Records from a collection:
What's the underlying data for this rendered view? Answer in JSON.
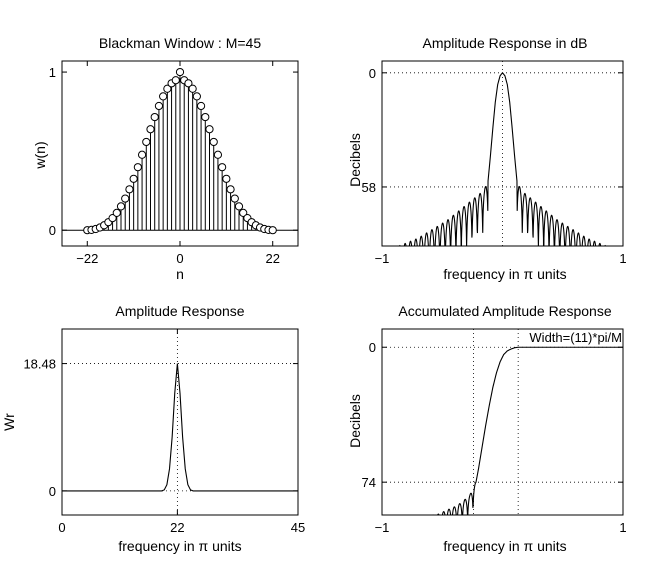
{
  "chart_data": [
    {
      "type": "stem",
      "title": "Blackman Window : M=45",
      "xlabel": "n",
      "ylabel": "w(n)",
      "xlim": [
        -28,
        28
      ],
      "ylim": [
        -0.1,
        1.07
      ],
      "xticks": [
        -22,
        0,
        22
      ],
      "yticks": [
        0,
        1
      ],
      "grid": false,
      "n": [
        -22,
        -21,
        -20,
        -19,
        -18,
        -17,
        -16,
        -15,
        -14,
        -13,
        -12,
        -11,
        -10,
        -9,
        -8,
        -7,
        -6,
        -5,
        -4,
        -3,
        -2,
        -1,
        0,
        1,
        2,
        3,
        4,
        5,
        6,
        7,
        8,
        9,
        10,
        11,
        12,
        13,
        14,
        15,
        16,
        17,
        18,
        19,
        20,
        21,
        22
      ],
      "values": [
        0,
        0.0018,
        0.0073,
        0.0169,
        0.0311,
        0.0507,
        0.0765,
        0.1094,
        0.1504,
        0.2,
        0.2584,
        0.325,
        0.3985,
        0.477,
        0.558,
        0.6385,
        0.7154,
        0.7856,
        0.8461,
        0.8945,
        0.929,
        0.9484,
        1.0,
        0.9484,
        0.929,
        0.8945,
        0.8461,
        0.7856,
        0.7154,
        0.6385,
        0.558,
        0.477,
        0.3985,
        0.325,
        0.2584,
        0.2,
        0.1504,
        0.1094,
        0.0765,
        0.0507,
        0.0311,
        0.0169,
        0.0073,
        0.0018,
        0
      ]
    },
    {
      "type": "line",
      "title": "Amplitude Response in dB",
      "xlabel": "frequency in π units",
      "ylabel": "Decibels",
      "xlim": [
        -1,
        1
      ],
      "ylim": [
        -88,
        6
      ],
      "xticks": [
        -1,
        1
      ],
      "yticks": [
        0,
        -58
      ],
      "ytick_labels": [
        "0",
        "58"
      ],
      "grid": "dotted at x=0 and y=0,-58",
      "series": [
        {
          "x": [
            -0.86,
            -0.82,
            -0.78,
            -0.74,
            -0.7,
            -0.66,
            -0.62,
            -0.58,
            -0.54,
            -0.5,
            -0.46,
            -0.42,
            -0.38,
            -0.34,
            -0.3,
            -0.26,
            -0.22,
            -0.18,
            -0.15,
            -0.135,
            -0.12,
            -0.1,
            -0.08,
            -0.06,
            -0.04,
            -0.02,
            0,
            0.02,
            0.04,
            0.06,
            0.08,
            0.1,
            0.12,
            0.135,
            0.15,
            0.18,
            0.22,
            0.26,
            0.3,
            0.34,
            0.38,
            0.42,
            0.46,
            0.5,
            0.54,
            0.58,
            0.62,
            0.66,
            0.7,
            0.74,
            0.78,
            0.82,
            0.86
          ],
          "y": [
            -88,
            -87,
            -86,
            -85,
            -84,
            -82.5,
            -81,
            -79.5,
            -78,
            -76.5,
            -75,
            -73,
            -71,
            -69,
            -67,
            -65,
            -63,
            -61,
            -59,
            -57,
            -55,
            -42,
            -28,
            -15,
            -6,
            -1.5,
            0,
            -1.5,
            -6,
            -15,
            -28,
            -42,
            -55,
            -57,
            -59,
            -61,
            -63,
            -65,
            -67,
            -69,
            -71,
            -73,
            -75,
            -76.5,
            -78,
            -79.5,
            -81,
            -82.5,
            -84,
            -85,
            -86,
            -87,
            -88
          ]
        }
      ]
    },
    {
      "type": "line",
      "title": "Amplitude Response",
      "xlabel": "frequency in π units",
      "ylabel": "Wr",
      "xlim": [
        0,
        45
      ],
      "ylim": [
        -3.5,
        23.5
      ],
      "xticks": [
        0,
        22,
        45
      ],
      "yticks": [
        0,
        18.48
      ],
      "ytick_labels": [
        "0",
        "18.48"
      ],
      "grid": "dotted at x=22 and y=0,18.48",
      "series": [
        {
          "x": [
            0,
            19,
            19.5,
            20,
            20.5,
            21,
            21.5,
            22,
            22.5,
            23,
            23.5,
            24,
            24.5,
            25,
            45
          ],
          "y": [
            0,
            0,
            0.15,
            0.9,
            3.2,
            7.8,
            14.2,
            18.48,
            14.2,
            7.8,
            3.2,
            0.9,
            0.15,
            0,
            0
          ]
        }
      ]
    },
    {
      "type": "line",
      "title": "Accumulated Amplitude Response",
      "xlabel": "frequency in π units",
      "ylabel": "Decibels",
      "xlim": [
        -1,
        1
      ],
      "ylim": [
        -92,
        10
      ],
      "xticks": [
        -1,
        1
      ],
      "yticks": [
        0,
        -74
      ],
      "ytick_labels": [
        "0",
        "74"
      ],
      "grid": "dotted at x=-0.24,0.13 and y=0,-74",
      "annotation": "Width=(11)*pi/M",
      "series": [
        {
          "x": [
            -0.55,
            -0.45,
            -0.38,
            -0.32,
            -0.27,
            -0.24,
            -0.22,
            -0.2,
            -0.17,
            -0.14,
            -0.11,
            -0.08,
            -0.05,
            -0.02,
            0.01,
            0.04,
            0.07,
            0.1,
            0.13,
            0.16,
            0.2,
            0.5,
            1.0
          ],
          "y": [
            -92,
            -89,
            -87,
            -84,
            -81,
            -76,
            -74,
            -67,
            -55,
            -43,
            -32,
            -22,
            -14,
            -8,
            -4,
            -2,
            -1,
            -0.3,
            0,
            0,
            0,
            0,
            0
          ]
        }
      ]
    }
  ]
}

Work instructions:
Reproduce each line word for word and drop the pictures.

Task response:
What's the underlying data for this rendered view? Answer in JSON.
{
  "chart_data": [
    {
      "type": "stem",
      "title": "Blackman Window : M=45",
      "xlabel": "n",
      "ylabel": "w(n)",
      "xlim": [
        -28,
        28
      ],
      "ylim": [
        -0.1,
        1.07
      ],
      "xticks": [
        -22,
        0,
        22
      ],
      "yticks": [
        0,
        1
      ],
      "grid": false,
      "n": [
        -22,
        -21,
        -20,
        -19,
        -18,
        -17,
        -16,
        -15,
        -14,
        -13,
        -12,
        -11,
        -10,
        -9,
        -8,
        -7,
        -6,
        -5,
        -4,
        -3,
        -2,
        -1,
        0,
        1,
        2,
        3,
        4,
        5,
        6,
        7,
        8,
        9,
        10,
        11,
        12,
        13,
        14,
        15,
        16,
        17,
        18,
        19,
        20,
        21,
        22
      ],
      "values": [
        0,
        0.0018,
        0.0073,
        0.0169,
        0.0311,
        0.0507,
        0.0765,
        0.1094,
        0.1504,
        0.2,
        0.2584,
        0.325,
        0.3985,
        0.477,
        0.558,
        0.6385,
        0.7154,
        0.7856,
        0.8461,
        0.8945,
        0.929,
        0.9484,
        1.0,
        0.9484,
        0.929,
        0.8945,
        0.8461,
        0.7856,
        0.7154,
        0.6385,
        0.558,
        0.477,
        0.3985,
        0.325,
        0.2584,
        0.2,
        0.1504,
        0.1094,
        0.0765,
        0.0507,
        0.0311,
        0.0169,
        0.0073,
        0.0018,
        0
      ]
    },
    {
      "type": "line",
      "title": "Amplitude Response in dB",
      "xlabel": "frequency in π units",
      "ylabel": "Decibels",
      "xlim": [
        -1,
        1
      ],
      "ylim": [
        -88,
        6
      ],
      "xticks": [
        -1,
        1
      ],
      "yticks": [
        0,
        -58
      ],
      "ytick_labels": [
        "0",
        "58"
      ],
      "grid": "dotted at x=0 and y=0,-58",
      "series": [
        {
          "x": [
            -0.86,
            -0.82,
            -0.78,
            -0.74,
            -0.7,
            -0.66,
            -0.62,
            -0.58,
            -0.54,
            -0.5,
            -0.46,
            -0.42,
            -0.38,
            -0.34,
            -0.3,
            -0.26,
            -0.22,
            -0.18,
            -0.15,
            -0.135,
            -0.12,
            -0.1,
            -0.08,
            -0.06,
            -0.04,
            -0.02,
            0,
            0.02,
            0.04,
            0.06,
            0.08,
            0.1,
            0.12,
            0.135,
            0.15,
            0.18,
            0.22,
            0.26,
            0.3,
            0.34,
            0.38,
            0.42,
            0.46,
            0.5,
            0.54,
            0.58,
            0.62,
            0.66,
            0.7,
            0.74,
            0.78,
            0.82,
            0.86
          ],
          "y": [
            -88,
            -87,
            -86,
            -85,
            -84,
            -82.5,
            -81,
            -79.5,
            -78,
            -76.5,
            -75,
            -73,
            -71,
            -69,
            -67,
            -65,
            -63,
            -61,
            -59,
            -57,
            -55,
            -42,
            -28,
            -15,
            -6,
            -1.5,
            0,
            -1.5,
            -6,
            -15,
            -28,
            -42,
            -55,
            -57,
            -59,
            -61,
            -63,
            -65,
            -67,
            -69,
            -71,
            -73,
            -75,
            -76.5,
            -78,
            -79.5,
            -81,
            -82.5,
            -84,
            -85,
            -86,
            -87,
            -88
          ]
        }
      ]
    },
    {
      "type": "line",
      "title": "Amplitude Response",
      "xlabel": "frequency in π units",
      "ylabel": "Wr",
      "xlim": [
        0,
        45
      ],
      "ylim": [
        -3.5,
        23.5
      ],
      "xticks": [
        0,
        22,
        45
      ],
      "yticks": [
        0,
        18.48
      ],
      "ytick_labels": [
        "0",
        "18.48"
      ],
      "grid": "dotted at x=22 and y=0,18.48",
      "series": [
        {
          "x": [
            0,
            19,
            19.5,
            20,
            20.5,
            21,
            21.5,
            22,
            22.5,
            23,
            23.5,
            24,
            24.5,
            25,
            45
          ],
          "y": [
            0,
            0,
            0.15,
            0.9,
            3.2,
            7.8,
            14.2,
            18.48,
            14.2,
            7.8,
            3.2,
            0.9,
            0.15,
            0,
            0
          ]
        }
      ]
    },
    {
      "type": "line",
      "title": "Accumulated Amplitude Response",
      "xlabel": "frequency in π units",
      "ylabel": "Decibels",
      "xlim": [
        -1,
        1
      ],
      "ylim": [
        -92,
        10
      ],
      "xticks": [
        -1,
        1
      ],
      "yticks": [
        0,
        -74
      ],
      "ytick_labels": [
        "0",
        "74"
      ],
      "grid": "dotted at x=-0.24,0.13 and y=0,-74",
      "annotation": "Width=(11)*pi/M",
      "series": [
        {
          "x": [
            -0.55,
            -0.45,
            -0.38,
            -0.32,
            -0.27,
            -0.24,
            -0.22,
            -0.2,
            -0.17,
            -0.14,
            -0.11,
            -0.08,
            -0.05,
            -0.02,
            0.01,
            0.04,
            0.07,
            0.1,
            0.13,
            0.16,
            0.2,
            0.5,
            1.0
          ],
          "y": [
            -92,
            -89,
            -87,
            -84,
            -81,
            -76,
            -74,
            -67,
            -55,
            -43,
            -32,
            -22,
            -14,
            -8,
            -4,
            -2,
            -1,
            -0.3,
            0,
            0,
            0,
            0,
            0
          ]
        }
      ]
    }
  ]
}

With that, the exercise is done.